Figure record listings
__________

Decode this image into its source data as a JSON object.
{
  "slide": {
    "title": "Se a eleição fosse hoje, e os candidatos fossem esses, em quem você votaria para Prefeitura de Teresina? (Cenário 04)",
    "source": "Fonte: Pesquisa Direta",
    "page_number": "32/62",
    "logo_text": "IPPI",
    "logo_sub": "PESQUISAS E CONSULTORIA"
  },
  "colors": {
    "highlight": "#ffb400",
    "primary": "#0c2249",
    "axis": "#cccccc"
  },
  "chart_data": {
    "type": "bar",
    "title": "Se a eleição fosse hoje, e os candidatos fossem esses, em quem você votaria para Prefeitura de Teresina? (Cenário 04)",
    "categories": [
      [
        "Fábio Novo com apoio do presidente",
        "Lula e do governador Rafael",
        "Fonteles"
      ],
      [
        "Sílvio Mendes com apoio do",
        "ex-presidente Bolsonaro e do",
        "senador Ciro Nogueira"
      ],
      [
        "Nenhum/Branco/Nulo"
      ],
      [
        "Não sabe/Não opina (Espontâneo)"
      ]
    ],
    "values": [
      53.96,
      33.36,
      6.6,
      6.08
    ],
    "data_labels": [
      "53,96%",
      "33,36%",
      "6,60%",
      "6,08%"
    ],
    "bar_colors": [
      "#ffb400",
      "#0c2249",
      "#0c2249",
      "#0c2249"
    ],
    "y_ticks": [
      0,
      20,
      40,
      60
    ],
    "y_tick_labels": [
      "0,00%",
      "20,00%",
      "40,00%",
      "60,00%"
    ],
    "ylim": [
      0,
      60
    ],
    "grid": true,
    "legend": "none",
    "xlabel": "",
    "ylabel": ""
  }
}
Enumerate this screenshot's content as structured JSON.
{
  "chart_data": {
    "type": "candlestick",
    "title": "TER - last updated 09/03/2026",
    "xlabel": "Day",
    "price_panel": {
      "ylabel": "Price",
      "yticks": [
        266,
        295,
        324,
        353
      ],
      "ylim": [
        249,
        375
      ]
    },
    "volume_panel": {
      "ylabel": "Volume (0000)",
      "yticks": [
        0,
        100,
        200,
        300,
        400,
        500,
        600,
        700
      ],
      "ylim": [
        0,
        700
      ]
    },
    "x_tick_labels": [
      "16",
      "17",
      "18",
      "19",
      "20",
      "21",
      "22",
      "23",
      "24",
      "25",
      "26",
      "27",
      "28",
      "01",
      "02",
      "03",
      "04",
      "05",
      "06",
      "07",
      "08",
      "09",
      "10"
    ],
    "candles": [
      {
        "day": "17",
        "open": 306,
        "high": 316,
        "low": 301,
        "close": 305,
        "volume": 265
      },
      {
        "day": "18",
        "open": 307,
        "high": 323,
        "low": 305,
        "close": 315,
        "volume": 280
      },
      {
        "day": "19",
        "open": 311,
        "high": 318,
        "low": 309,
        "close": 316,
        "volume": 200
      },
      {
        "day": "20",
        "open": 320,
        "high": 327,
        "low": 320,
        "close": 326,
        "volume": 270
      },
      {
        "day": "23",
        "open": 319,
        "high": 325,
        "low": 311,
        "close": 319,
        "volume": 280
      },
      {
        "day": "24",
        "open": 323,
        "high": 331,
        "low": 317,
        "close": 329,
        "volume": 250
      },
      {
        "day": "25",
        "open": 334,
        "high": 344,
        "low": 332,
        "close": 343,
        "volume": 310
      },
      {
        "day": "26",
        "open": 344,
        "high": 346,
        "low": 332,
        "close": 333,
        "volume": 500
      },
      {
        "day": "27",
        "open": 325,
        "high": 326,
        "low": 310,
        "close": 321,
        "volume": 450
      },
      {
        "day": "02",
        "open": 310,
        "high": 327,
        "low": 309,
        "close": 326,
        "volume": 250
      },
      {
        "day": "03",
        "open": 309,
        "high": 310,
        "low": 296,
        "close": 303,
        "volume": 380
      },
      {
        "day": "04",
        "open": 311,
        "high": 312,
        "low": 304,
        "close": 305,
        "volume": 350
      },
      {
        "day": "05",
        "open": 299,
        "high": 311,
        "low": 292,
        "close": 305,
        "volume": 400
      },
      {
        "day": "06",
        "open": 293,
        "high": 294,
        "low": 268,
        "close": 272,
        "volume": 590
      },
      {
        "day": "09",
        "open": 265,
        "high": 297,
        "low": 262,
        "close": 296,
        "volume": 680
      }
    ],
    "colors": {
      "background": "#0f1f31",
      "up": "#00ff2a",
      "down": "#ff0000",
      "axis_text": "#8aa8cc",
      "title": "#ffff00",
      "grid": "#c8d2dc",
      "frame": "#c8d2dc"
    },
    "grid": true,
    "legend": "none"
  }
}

__________

Write out the entries in full, exactly as given.

Decode this image into its source data as a JSON object.
{
  "slide": {
    "title": "Se a eleição fosse hoje, e os candidatos fossem esses, em quem você votaria para Prefeitura de Teresina? (Cenário 04)",
    "source": "Fonte: Pesquisa Direta",
    "page_number": "32/62",
    "logo_text": "IPPI",
    "logo_sub": "PESQUISAS E CONSULTORIA"
  },
  "colors": {
    "highlight": "#ffb400",
    "primary": "#0c2249",
    "axis": "#cccccc"
  },
  "chart_data": {
    "type": "bar",
    "title": "Se a eleição fosse hoje, e os candidatos fossem esses, em quem você votaria para Prefeitura de Teresina? (Cenário 04)",
    "categories": [
      [
        "Fábio Novo com apoio do presidente",
        "Lula e do governador Rafael",
        "Fonteles"
      ],
      [
        "Sílvio Mendes com apoio do",
        "ex-presidente Bolsonaro e do",
        "senador Ciro Nogueira"
      ],
      [
        "Nenhum/Branco/Nulo"
      ],
      [
        "Não sabe/Não opina (Espontâneo)"
      ]
    ],
    "values": [
      53.96,
      33.36,
      6.6,
      6.08
    ],
    "data_labels": [
      "53,96%",
      "33,36%",
      "6,60%",
      "6,08%"
    ],
    "bar_colors": [
      "#ffb400",
      "#0c2249",
      "#0c2249",
      "#0c2249"
    ],
    "y_ticks": [
      0,
      20,
      40,
      60
    ],
    "y_tick_labels": [
      "0,00%",
      "20,00%",
      "40,00%",
      "60,00%"
    ],
    "ylim": [
      0,
      60
    ],
    "grid": true,
    "legend": "none",
    "xlabel": "",
    "ylabel": ""
  }
}
Enumerate this screenshot's content as structured JSON.
{
  "chart_data": {
    "type": "candlestick",
    "title": "TER - last updated 09/03/2026",
    "xlabel": "Day",
    "price_panel": {
      "ylabel": "Price",
      "yticks": [
        266,
        295,
        324,
        353
      ],
      "ylim": [
        249,
        375
      ]
    },
    "volume_panel": {
      "ylabel": "Volume (0000)",
      "yticks": [
        0,
        100,
        200,
        300,
        400,
        500,
        600,
        700
      ],
      "ylim": [
        0,
        700
      ]
    },
    "x_tick_labels": [
      "16",
      "17",
      "18",
      "19",
      "20",
      "21",
      "22",
      "23",
      "24",
      "25",
      "26",
      "27",
      "28",
      "01",
      "02",
      "03",
      "04",
      "05",
      "06",
      "07",
      "08",
      "09",
      "10"
    ],
    "candles": [
      {
        "day": "17",
        "open": 306,
        "high": 316,
        "low": 301,
        "close": 305,
        "volume": 265
      },
      {
        "day": "18",
        "open": 307,
        "high": 323,
        "low": 305,
        "close": 315,
        "volume": 280
      },
      {
        "day": "19",
        "open": 311,
        "high": 318,
        "low": 309,
        "close": 316,
        "volume": 200
      },
      {
        "day": "20",
        "open": 320,
        "high": 327,
        "low": 320,
        "close": 326,
        "volume": 270
      },
      {
        "day": "23",
        "open": 319,
        "high": 325,
        "low": 311,
        "close": 319,
        "volume": 280
      },
      {
        "day": "24",
        "open": 323,
        "high": 331,
        "low": 317,
        "close": 329,
        "volume": 250
      },
      {
        "day": "25",
        "open": 334,
        "high": 344,
        "low": 332,
        "close": 343,
        "volume": 310
      },
      {
        "day": "26",
        "open": 344,
        "high": 346,
        "low": 332,
        "close": 333,
        "volume": 500
      },
      {
        "day": "27",
        "open": 325,
        "high": 326,
        "low": 310,
        "close": 321,
        "volume": 450
      },
      {
        "day": "02",
        "open": 310,
        "high": 327,
        "low": 309,
        "close": 326,
        "volume": 250
      },
      {
        "day": "03",
        "open": 309,
        "high": 310,
        "low": 296,
        "close": 303,
        "volume": 380
      },
      {
        "day": "04",
        "open": 311,
        "high": 312,
        "low": 304,
        "close": 305,
        "volume": 350
      },
      {
        "day": "05",
        "open": 299,
        "high": 311,
        "low": 292,
        "close": 305,
        "volume": 400
      },
      {
        "day": "06",
        "open": 293,
        "high": 294,
        "low": 268,
        "close": 272,
        "volume": 590
      },
      {
        "day": "09",
        "open": 265,
        "high": 297,
        "low": 262,
        "close": 296,
        "volume": 680
      }
    ],
    "colors": {
      "background": "#0f1f31",
      "up": "#00ff2a",
      "down": "#ff0000",
      "axis_text": "#8aa8cc",
      "title": "#ffff00",
      "grid": "#c8d2dc",
      "frame": "#c8d2dc"
    },
    "grid": true,
    "legend": "none"
  }
}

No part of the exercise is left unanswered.